» **REQUEST**:
Are you able to retype all the records below exactly?

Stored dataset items

.....

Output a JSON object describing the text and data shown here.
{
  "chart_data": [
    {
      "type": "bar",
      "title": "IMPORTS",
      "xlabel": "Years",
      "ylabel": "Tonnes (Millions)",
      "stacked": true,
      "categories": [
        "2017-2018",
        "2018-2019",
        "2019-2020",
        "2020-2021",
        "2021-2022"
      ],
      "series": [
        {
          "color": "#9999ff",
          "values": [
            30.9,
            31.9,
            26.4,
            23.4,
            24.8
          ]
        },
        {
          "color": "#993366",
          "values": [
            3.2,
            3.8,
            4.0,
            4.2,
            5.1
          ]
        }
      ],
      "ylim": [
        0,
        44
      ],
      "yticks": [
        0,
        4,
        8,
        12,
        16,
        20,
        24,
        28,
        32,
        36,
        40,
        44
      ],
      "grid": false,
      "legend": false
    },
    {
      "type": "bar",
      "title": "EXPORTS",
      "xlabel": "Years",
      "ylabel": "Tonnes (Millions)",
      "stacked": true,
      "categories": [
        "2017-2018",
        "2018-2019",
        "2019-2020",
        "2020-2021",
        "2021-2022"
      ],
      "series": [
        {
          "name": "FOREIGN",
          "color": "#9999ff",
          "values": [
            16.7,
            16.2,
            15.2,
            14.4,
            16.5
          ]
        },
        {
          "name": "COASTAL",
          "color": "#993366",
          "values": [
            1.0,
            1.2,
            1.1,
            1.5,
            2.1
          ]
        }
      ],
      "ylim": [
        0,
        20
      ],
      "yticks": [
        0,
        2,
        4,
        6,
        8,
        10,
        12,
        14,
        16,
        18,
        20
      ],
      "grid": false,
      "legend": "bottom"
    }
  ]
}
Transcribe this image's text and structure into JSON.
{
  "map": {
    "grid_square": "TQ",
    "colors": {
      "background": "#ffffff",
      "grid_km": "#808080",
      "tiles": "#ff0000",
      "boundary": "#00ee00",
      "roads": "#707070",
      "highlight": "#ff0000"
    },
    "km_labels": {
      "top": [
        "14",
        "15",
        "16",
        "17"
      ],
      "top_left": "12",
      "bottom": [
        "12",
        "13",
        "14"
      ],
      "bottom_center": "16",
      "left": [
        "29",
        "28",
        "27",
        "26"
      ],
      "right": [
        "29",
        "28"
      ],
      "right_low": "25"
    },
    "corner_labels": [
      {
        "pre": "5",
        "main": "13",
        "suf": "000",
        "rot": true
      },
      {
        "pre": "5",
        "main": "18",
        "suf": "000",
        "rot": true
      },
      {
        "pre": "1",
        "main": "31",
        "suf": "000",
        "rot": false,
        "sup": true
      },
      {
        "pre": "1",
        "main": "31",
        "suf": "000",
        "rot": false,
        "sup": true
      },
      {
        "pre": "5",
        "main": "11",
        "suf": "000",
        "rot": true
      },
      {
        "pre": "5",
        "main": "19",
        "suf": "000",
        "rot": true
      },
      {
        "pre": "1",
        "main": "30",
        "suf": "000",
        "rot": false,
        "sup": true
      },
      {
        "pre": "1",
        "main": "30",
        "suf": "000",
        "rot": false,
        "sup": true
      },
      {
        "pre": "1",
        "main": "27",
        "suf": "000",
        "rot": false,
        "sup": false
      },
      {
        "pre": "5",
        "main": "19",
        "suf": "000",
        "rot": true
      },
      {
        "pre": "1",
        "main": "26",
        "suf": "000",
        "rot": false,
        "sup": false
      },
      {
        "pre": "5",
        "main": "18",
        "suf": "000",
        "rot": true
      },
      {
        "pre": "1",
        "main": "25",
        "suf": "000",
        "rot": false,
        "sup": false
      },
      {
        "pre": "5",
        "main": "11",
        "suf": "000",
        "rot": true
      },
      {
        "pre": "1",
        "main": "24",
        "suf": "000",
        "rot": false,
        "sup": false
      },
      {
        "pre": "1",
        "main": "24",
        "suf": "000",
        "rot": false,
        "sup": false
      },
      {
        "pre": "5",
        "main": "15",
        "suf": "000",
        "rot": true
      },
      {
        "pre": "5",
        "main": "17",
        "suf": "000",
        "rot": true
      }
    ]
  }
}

.....

» **CORRECT RESULT**:
Output a JSON object describing the text and data shown here.
{
  "chart_data": [
    {
      "type": "bar",
      "title": "IMPORTS",
      "xlabel": "Years",
      "ylabel": "Tonnes (Millions)",
      "stacked": true,
      "categories": [
        "2017-2018",
        "2018-2019",
        "2019-2020",
        "2020-2021",
        "2021-2022"
      ],
      "series": [
        {
          "color": "#9999ff",
          "values": [
            30.9,
            31.9,
            26.4,
            23.4,
            24.8
          ]
        },
        {
          "color": "#993366",
          "values": [
            3.2,
            3.8,
            4.0,
            4.2,
            5.1
          ]
        }
      ],
      "ylim": [
        0,
        44
      ],
      "yticks": [
        0,
        4,
        8,
        12,
        16,
        20,
        24,
        28,
        32,
        36,
        40,
        44
      ],
      "grid": false,
      "legend": false
    },
    {
      "type": "bar",
      "title": "EXPORTS",
      "xlabel": "Years",
      "ylabel": "Tonnes (Millions)",
      "stacked": true,
      "categories": [
        "2017-2018",
        "2018-2019",
        "2019-2020",
        "2020-2021",
        "2021-2022"
      ],
      "series": [
        {
          "name": "FOREIGN",
          "color": "#9999ff",
          "values": [
            16.7,
            16.2,
            15.2,
            14.4,
            16.5
          ]
        },
        {
          "name": "COASTAL",
          "color": "#993366",
          "values": [
            1.0,
            1.2,
            1.1,
            1.5,
            2.1
          ]
        }
      ],
      "ylim": [
        0,
        20
      ],
      "yticks": [
        0,
        2,
        4,
        6,
        8,
        10,
        12,
        14,
        16,
        18,
        20
      ],
      "grid": false,
      "legend": "bottom"
    }
  ]
}
Transcribe this image's text and structure into JSON.
{
  "map": {
    "grid_square": "TQ",
    "colors": {
      "background": "#ffffff",
      "grid_km": "#808080",
      "tiles": "#ff0000",
      "boundary": "#00ee00",
      "roads": "#707070",
      "highlight": "#ff0000"
    },
    "km_labels": {
      "top": [
        "14",
        "15",
        "16",
        "17"
      ],
      "top_left": "12",
      "bottom": [
        "12",
        "13",
        "14"
      ],
      "bottom_center": "16",
      "left": [
        "29",
        "28",
        "27",
        "26"
      ],
      "right": [
        "29",
        "28"
      ],
      "right_low": "25"
    },
    "corner_labels": [
      {
        "pre": "5",
        "main": "13",
        "suf": "000",
        "rot": true
      },
      {
        "pre": "5",
        "main": "18",
        "suf": "000",
        "rot": true
      },
      {
        "pre": "1",
        "main": "31",
        "suf": "000",
        "rot": false,
        "sup": true
      },
      {
        "pre": "1",
        "main": "31",
        "suf": "000",
        "rot": false,
        "sup": true
      },
      {
        "pre": "5",
        "main": "11",
        "suf": "000",
        "rot": true
      },
      {
        "pre": "5",
        "main": "19",
        "suf": "000",
        "rot": true
      },
      {
        "pre": "1",
        "main": "30",
        "suf": "000",
        "rot": false,
        "sup": true
      },
      {
        "pre": "1",
        "main": "30",
        "suf": "000",
        "rot": false,
        "sup": true
      },
      {
        "pre": "1",
        "main": "27",
        "suf": "000",
        "rot": false,
        "sup": false
      },
      {
        "pre": "5",
        "main": "19",
        "suf": "000",
        "rot": true
      },
      {
        "pre": "1",
        "main": "26",
        "suf": "000",
        "rot": false,
        "sup": false
      },
      {
        "pre": "5",
        "main": "18",
        "suf": "000",
        "rot": true
      },
      {
        "pre": "1",
        "main": "25",
        "suf": "000",
        "rot": false,
        "sup": false
      },
      {
        "pre": "5",
        "main": "11",
        "suf": "000",
        "rot": true
      },
      {
        "pre": "1",
        "main": "24",
        "suf": "000",
        "rot": false,
        "sup": false
      },
      {
        "pre": "1",
        "main": "24",
        "suf": "000",
        "rot": false,
        "sup": false
      },
      {
        "pre": "5",
        "main": "15",
        "suf": "000",
        "rot": true
      },
      {
        "pre": "5",
        "main": "17",
        "suf": "000",
        "rot": true
      }
    ]
  }
}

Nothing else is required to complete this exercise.